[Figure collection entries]

....

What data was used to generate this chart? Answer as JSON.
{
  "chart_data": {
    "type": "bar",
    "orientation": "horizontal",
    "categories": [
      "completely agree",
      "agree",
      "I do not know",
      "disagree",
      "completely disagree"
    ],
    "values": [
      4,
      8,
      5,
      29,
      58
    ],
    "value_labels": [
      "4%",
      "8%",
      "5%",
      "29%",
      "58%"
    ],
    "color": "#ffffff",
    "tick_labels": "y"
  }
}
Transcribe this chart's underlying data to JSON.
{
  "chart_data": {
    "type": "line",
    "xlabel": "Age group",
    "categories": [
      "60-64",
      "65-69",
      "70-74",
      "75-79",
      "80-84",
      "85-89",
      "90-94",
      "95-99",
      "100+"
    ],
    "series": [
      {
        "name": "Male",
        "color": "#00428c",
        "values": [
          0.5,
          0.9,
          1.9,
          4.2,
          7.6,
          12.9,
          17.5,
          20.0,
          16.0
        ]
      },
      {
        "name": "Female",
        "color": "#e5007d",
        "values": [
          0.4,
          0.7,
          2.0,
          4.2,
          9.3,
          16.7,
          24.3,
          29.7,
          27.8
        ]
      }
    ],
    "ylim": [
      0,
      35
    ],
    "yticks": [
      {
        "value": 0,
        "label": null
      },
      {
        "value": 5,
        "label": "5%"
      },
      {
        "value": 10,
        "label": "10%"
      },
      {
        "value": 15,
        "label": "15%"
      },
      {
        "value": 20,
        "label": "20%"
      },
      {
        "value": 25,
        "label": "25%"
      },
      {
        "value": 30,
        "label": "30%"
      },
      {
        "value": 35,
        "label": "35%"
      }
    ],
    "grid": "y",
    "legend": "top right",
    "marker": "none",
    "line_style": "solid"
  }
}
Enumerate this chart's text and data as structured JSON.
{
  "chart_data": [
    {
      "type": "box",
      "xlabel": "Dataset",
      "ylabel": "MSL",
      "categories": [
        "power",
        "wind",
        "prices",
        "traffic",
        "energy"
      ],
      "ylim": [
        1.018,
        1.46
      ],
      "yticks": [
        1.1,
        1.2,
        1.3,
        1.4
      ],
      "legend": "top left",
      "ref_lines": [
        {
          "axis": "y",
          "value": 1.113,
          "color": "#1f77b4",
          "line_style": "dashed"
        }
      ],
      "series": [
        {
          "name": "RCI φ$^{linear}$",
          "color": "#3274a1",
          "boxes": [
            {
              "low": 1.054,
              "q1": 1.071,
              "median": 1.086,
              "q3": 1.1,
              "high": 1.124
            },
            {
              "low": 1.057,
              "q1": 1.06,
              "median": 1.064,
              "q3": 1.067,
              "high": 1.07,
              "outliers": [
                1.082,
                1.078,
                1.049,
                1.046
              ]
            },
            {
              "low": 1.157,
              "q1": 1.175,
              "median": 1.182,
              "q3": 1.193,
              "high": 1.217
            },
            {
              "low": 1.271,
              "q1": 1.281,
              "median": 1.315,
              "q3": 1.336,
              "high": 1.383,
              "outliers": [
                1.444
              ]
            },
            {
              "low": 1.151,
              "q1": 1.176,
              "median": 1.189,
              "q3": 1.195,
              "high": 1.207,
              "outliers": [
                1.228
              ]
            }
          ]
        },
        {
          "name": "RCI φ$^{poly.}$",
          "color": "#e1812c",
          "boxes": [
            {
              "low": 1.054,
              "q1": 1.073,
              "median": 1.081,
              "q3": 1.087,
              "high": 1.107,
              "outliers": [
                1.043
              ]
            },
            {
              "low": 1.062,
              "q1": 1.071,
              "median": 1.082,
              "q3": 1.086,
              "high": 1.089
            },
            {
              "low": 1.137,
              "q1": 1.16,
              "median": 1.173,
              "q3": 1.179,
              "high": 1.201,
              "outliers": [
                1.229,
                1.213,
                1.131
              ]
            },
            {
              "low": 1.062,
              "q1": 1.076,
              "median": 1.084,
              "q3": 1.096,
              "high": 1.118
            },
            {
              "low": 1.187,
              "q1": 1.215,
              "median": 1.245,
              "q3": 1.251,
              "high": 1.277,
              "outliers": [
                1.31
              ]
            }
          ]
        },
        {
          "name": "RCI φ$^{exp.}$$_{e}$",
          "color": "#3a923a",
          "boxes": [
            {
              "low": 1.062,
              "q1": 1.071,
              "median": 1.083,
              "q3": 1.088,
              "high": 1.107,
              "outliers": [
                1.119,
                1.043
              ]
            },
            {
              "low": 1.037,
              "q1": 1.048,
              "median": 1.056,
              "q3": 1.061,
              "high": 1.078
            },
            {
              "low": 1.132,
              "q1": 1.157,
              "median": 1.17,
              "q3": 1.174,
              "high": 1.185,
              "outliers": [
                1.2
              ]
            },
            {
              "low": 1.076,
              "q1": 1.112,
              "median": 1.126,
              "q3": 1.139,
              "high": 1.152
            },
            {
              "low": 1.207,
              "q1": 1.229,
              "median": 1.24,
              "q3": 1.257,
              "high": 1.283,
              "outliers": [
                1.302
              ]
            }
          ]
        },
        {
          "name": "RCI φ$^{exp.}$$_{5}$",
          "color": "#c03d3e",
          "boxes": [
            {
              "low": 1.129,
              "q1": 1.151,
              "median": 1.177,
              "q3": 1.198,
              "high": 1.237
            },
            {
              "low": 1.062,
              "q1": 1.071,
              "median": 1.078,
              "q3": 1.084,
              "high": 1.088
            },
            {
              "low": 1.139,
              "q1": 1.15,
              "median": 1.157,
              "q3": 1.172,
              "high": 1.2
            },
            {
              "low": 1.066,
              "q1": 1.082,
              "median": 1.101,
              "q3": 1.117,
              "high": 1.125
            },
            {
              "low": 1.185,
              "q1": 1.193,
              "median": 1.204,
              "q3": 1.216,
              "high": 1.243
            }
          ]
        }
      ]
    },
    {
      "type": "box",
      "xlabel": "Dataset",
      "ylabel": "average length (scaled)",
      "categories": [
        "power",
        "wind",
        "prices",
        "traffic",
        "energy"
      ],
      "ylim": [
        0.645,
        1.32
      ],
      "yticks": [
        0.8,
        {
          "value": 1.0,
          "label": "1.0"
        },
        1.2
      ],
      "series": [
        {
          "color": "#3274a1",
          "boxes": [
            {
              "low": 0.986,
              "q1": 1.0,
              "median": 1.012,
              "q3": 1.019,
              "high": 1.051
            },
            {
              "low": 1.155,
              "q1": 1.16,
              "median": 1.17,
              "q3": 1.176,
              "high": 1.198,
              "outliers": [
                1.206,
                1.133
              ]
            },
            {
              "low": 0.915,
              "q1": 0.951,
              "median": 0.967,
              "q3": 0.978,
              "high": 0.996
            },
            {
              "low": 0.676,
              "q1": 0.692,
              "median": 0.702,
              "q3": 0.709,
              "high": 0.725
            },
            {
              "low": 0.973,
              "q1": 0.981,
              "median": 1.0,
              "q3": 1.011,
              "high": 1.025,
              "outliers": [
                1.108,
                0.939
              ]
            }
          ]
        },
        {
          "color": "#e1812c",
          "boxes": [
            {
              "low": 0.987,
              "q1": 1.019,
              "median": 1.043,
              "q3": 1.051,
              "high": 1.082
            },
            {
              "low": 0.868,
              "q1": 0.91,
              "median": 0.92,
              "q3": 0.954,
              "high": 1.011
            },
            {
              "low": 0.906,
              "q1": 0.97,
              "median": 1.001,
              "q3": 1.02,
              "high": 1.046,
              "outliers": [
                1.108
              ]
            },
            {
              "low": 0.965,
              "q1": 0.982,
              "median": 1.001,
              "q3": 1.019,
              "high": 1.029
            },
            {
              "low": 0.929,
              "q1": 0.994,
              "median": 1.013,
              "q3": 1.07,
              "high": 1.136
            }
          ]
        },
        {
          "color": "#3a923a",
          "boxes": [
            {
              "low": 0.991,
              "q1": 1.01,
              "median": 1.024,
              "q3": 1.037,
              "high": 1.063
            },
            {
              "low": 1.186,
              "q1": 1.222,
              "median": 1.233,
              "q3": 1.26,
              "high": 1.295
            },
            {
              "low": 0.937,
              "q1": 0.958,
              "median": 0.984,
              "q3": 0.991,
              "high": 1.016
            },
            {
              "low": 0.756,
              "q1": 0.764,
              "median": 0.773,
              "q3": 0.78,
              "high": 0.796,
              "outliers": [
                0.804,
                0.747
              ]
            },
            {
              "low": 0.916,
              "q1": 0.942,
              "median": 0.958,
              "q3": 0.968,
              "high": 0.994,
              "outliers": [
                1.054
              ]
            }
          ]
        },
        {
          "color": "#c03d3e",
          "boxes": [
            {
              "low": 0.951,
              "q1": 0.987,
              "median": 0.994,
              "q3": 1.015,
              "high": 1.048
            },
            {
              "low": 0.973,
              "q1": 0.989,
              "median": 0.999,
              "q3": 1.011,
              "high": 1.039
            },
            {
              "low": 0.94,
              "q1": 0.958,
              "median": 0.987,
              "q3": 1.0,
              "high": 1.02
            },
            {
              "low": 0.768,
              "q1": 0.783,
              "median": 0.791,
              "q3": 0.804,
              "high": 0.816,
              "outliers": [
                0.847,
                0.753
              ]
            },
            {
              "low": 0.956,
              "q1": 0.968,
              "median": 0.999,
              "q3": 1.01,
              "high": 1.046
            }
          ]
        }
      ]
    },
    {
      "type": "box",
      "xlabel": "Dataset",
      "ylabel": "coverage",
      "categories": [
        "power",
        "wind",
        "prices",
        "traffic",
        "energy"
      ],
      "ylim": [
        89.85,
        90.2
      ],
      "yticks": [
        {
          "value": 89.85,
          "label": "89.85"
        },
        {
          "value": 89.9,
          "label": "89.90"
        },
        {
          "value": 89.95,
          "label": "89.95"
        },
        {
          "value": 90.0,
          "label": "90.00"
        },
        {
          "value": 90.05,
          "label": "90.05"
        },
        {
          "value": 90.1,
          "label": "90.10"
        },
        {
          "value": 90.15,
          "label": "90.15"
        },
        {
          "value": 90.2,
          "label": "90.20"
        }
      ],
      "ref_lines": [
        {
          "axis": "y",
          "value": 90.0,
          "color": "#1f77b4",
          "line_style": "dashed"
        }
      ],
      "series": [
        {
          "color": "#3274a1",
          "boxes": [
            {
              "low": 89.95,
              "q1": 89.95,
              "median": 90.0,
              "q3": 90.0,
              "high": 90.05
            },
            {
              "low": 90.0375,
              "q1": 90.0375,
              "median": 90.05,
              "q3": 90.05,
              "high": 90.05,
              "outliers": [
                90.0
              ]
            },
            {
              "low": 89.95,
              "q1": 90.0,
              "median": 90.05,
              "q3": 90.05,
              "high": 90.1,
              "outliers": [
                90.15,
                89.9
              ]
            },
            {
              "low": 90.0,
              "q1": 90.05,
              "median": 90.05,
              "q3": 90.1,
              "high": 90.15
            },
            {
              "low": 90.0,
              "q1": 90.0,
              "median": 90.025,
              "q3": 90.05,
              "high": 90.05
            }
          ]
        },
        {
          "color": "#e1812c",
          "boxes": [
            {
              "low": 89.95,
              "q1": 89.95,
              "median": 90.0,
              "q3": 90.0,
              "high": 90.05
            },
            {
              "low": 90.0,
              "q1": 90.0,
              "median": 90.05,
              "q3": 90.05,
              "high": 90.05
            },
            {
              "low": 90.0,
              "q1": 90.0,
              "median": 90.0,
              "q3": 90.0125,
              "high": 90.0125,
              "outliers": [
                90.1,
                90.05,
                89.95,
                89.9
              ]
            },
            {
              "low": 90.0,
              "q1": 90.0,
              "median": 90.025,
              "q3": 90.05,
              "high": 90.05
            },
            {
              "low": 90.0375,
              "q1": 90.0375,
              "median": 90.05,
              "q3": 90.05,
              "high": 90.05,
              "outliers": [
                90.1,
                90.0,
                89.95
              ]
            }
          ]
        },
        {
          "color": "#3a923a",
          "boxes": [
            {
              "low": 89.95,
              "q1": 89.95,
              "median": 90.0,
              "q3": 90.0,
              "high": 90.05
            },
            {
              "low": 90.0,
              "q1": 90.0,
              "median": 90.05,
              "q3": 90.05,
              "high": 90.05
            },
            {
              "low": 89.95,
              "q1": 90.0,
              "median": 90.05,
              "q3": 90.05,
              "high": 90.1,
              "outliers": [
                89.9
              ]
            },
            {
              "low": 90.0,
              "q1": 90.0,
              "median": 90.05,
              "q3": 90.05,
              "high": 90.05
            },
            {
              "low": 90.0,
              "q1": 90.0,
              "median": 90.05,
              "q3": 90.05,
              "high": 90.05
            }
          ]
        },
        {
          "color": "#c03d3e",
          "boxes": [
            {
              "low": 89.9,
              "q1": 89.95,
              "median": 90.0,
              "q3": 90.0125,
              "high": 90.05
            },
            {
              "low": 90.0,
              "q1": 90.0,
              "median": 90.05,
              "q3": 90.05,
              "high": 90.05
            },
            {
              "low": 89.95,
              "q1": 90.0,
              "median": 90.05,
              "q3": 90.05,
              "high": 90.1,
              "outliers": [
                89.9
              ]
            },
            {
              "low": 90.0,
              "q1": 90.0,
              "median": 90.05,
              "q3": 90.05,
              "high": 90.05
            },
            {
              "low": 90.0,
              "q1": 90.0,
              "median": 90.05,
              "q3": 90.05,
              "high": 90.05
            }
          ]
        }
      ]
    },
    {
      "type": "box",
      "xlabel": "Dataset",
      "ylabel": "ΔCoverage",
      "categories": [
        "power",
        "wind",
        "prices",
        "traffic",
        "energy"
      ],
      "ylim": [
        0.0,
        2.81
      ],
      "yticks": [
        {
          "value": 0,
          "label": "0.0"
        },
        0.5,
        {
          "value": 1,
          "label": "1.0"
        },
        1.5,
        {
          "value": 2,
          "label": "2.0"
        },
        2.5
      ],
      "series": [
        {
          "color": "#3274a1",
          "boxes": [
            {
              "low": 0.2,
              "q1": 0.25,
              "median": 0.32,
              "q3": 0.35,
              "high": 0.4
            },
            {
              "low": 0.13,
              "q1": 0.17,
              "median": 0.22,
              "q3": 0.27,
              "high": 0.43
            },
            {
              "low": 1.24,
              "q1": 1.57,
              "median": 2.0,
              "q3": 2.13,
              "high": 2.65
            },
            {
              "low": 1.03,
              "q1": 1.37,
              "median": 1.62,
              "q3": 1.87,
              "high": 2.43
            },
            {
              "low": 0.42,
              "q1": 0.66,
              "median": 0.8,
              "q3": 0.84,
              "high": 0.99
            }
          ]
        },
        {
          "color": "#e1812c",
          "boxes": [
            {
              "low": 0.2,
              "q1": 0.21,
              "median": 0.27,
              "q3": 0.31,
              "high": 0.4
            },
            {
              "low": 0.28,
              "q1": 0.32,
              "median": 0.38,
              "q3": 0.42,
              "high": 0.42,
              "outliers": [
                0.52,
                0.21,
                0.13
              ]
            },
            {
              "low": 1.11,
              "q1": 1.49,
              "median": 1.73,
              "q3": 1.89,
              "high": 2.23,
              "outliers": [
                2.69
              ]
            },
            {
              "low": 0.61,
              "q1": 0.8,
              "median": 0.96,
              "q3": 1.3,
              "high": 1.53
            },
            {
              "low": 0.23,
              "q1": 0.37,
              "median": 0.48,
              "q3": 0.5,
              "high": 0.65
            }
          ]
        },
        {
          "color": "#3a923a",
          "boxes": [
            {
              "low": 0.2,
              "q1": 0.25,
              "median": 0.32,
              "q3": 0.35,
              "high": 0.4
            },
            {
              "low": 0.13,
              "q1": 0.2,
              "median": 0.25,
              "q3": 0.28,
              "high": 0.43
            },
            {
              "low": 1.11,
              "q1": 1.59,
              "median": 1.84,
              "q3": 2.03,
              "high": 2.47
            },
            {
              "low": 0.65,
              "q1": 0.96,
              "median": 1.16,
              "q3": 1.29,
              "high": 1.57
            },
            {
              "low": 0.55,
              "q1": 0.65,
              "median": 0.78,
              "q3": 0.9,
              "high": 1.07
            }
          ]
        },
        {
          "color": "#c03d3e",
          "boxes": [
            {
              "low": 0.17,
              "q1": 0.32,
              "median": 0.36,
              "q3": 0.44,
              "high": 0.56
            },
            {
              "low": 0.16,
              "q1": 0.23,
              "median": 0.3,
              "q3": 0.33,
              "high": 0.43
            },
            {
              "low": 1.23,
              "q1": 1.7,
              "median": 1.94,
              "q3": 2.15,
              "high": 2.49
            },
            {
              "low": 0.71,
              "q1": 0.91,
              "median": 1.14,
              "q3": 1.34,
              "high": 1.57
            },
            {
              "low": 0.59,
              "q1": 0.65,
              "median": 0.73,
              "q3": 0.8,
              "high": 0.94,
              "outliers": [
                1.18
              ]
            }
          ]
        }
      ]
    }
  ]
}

....

_Aim of the task_
Only lines with the word "this" are wanted, so copy each one from the records.

_Task result_
What data was used to generate this chart? Answer as JSON.
Transcribe this chart's underlying data to JSON.
Enumerate this chart's text and data as structured JSON.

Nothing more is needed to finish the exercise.